**Records for the task**
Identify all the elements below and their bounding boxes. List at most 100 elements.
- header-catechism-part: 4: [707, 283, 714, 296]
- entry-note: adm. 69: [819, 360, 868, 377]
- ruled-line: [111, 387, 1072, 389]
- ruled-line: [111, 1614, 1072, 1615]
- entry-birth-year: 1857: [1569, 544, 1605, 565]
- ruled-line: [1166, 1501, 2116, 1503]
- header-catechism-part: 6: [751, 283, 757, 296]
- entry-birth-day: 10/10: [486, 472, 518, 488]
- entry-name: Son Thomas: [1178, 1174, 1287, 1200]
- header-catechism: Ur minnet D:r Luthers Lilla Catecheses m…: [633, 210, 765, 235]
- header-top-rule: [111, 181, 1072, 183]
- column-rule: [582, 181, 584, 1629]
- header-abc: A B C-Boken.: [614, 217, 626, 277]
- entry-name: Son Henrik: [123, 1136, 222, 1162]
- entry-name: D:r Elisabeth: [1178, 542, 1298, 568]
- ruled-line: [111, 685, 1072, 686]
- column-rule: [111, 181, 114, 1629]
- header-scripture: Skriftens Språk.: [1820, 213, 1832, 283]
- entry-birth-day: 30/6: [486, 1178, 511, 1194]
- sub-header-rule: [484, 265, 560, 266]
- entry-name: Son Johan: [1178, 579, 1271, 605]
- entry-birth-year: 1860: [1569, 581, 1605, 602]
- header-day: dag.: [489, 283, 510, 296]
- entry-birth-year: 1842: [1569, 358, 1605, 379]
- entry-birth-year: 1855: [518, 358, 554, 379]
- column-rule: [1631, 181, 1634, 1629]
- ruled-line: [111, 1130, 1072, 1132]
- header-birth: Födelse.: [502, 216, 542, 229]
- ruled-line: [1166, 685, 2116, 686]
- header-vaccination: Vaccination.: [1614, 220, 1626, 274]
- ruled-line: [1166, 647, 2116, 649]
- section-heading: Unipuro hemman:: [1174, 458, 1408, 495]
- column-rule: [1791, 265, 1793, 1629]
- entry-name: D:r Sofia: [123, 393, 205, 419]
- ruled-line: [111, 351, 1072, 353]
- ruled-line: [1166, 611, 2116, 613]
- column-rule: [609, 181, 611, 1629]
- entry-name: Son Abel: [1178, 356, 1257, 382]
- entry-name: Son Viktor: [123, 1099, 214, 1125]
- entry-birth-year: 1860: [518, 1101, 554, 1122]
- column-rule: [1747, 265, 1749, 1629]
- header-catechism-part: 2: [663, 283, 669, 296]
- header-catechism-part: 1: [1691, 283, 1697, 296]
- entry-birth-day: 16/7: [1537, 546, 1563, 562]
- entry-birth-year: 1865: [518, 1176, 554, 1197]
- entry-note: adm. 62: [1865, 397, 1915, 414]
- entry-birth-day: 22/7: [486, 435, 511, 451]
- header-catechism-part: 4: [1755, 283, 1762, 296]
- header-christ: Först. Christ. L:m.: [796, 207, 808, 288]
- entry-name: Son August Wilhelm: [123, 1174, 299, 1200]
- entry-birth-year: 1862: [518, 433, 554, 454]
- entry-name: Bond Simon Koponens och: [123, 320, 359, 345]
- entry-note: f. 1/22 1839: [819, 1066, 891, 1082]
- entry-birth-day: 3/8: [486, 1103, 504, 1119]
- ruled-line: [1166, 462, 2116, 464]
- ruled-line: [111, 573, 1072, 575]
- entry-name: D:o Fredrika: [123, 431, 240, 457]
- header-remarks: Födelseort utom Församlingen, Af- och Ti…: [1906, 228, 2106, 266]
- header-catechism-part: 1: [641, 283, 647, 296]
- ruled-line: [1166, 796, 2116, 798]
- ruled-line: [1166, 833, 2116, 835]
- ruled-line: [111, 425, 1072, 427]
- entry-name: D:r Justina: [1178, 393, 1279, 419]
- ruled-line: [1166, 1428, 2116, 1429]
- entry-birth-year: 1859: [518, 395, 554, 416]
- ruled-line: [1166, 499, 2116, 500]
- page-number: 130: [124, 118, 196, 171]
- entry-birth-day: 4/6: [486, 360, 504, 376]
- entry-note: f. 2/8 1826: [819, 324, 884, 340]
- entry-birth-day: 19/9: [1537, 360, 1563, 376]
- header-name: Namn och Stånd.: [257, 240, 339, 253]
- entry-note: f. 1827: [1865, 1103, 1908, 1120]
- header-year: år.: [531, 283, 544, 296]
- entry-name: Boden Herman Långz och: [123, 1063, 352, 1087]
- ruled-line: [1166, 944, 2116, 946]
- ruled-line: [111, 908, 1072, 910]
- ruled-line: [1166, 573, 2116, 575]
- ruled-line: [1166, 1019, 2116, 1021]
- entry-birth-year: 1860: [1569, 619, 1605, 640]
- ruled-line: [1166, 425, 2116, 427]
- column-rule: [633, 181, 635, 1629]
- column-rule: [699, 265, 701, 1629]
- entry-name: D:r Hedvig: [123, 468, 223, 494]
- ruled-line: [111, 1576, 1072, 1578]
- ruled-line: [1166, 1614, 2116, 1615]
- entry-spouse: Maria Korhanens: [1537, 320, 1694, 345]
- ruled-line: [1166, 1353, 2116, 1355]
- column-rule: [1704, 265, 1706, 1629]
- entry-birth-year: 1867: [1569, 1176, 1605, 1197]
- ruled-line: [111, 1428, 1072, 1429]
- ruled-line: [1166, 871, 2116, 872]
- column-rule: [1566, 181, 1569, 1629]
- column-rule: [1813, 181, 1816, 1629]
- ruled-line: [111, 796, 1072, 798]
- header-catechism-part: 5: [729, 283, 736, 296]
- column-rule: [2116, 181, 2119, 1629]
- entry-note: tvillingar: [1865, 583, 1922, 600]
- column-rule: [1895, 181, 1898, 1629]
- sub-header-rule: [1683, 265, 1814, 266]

**Exercise brief**
Could you copy, verbatim, every line above from the very first one through the line containing "- header-abc: A", with both of those lines included?

**Expected output**
Identify all the elements below and their bounding boxes. List at most 100 elements.
- header-catechism-part: 4: [707, 283, 714, 296]
- entry-note: adm. 69: [819, 360, 868, 377]
- ruled-line: [111, 387, 1072, 389]
- ruled-line: [111, 1614, 1072, 1615]
- entry-birth-year: 1857: [1569, 544, 1605, 565]
- ruled-line: [1166, 1501, 2116, 1503]
- header-catechism-part: 6: [751, 283, 757, 296]
- entry-birth-day: 10/10: [486, 472, 518, 488]
- entry-name: Son Thomas: [1178, 1174, 1287, 1200]
- header-catechism: Ur minnet D:r Luthers Lilla Catecheses m…: [633, 210, 765, 235]
- header-top-rule: [111, 181, 1072, 183]
- column-rule: [582, 181, 584, 1629]
- header-abc: A B C-Boken.: [614, 217, 626, 277]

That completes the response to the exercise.